- SOURCE DATA -
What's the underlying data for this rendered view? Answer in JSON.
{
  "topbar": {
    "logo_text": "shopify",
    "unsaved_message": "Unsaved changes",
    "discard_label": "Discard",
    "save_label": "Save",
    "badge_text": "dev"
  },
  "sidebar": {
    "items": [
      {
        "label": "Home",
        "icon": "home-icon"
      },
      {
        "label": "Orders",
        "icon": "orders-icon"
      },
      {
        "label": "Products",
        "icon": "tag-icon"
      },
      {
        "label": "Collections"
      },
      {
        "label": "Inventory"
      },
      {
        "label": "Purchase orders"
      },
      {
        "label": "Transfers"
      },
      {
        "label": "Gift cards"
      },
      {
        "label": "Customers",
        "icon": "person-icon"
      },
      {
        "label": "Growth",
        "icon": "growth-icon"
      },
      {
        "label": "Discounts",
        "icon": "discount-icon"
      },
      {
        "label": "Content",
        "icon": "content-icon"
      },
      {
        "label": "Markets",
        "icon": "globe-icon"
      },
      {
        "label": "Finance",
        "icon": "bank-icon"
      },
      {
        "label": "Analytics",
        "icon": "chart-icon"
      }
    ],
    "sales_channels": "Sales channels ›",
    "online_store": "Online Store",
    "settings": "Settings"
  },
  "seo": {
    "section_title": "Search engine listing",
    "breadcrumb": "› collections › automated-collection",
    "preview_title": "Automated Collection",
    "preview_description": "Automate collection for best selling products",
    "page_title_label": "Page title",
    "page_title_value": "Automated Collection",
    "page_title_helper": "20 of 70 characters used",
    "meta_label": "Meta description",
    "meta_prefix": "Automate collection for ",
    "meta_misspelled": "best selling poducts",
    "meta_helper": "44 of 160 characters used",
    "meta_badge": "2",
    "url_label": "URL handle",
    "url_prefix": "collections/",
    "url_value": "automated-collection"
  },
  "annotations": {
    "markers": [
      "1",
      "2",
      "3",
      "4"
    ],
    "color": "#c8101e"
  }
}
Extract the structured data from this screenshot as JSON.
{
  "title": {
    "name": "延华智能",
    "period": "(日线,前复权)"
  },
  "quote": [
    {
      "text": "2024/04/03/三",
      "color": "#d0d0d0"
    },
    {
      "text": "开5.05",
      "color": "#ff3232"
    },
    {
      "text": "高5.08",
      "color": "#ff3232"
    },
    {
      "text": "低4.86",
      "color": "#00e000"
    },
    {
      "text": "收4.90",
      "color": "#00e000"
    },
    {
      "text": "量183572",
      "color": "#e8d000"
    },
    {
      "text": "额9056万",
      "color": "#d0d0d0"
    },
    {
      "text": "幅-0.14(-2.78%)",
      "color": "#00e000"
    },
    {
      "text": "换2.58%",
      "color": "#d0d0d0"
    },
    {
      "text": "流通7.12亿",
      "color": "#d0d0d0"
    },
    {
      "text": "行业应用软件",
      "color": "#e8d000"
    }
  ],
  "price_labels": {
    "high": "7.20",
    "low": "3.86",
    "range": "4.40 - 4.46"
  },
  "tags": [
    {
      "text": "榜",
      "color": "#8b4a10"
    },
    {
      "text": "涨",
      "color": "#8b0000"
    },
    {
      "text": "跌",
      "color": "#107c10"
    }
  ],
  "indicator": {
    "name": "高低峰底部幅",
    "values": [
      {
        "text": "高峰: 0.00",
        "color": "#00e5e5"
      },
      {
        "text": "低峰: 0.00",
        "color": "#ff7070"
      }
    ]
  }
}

- WORK TO COMPLETE -
Copy every line in the listing above where the string "used" turns up.

- RESULT OF THE EXERCISE -
    "page_title_helper": "20 of 70 characters used",
    "meta_helper": "44 of 160 characters used",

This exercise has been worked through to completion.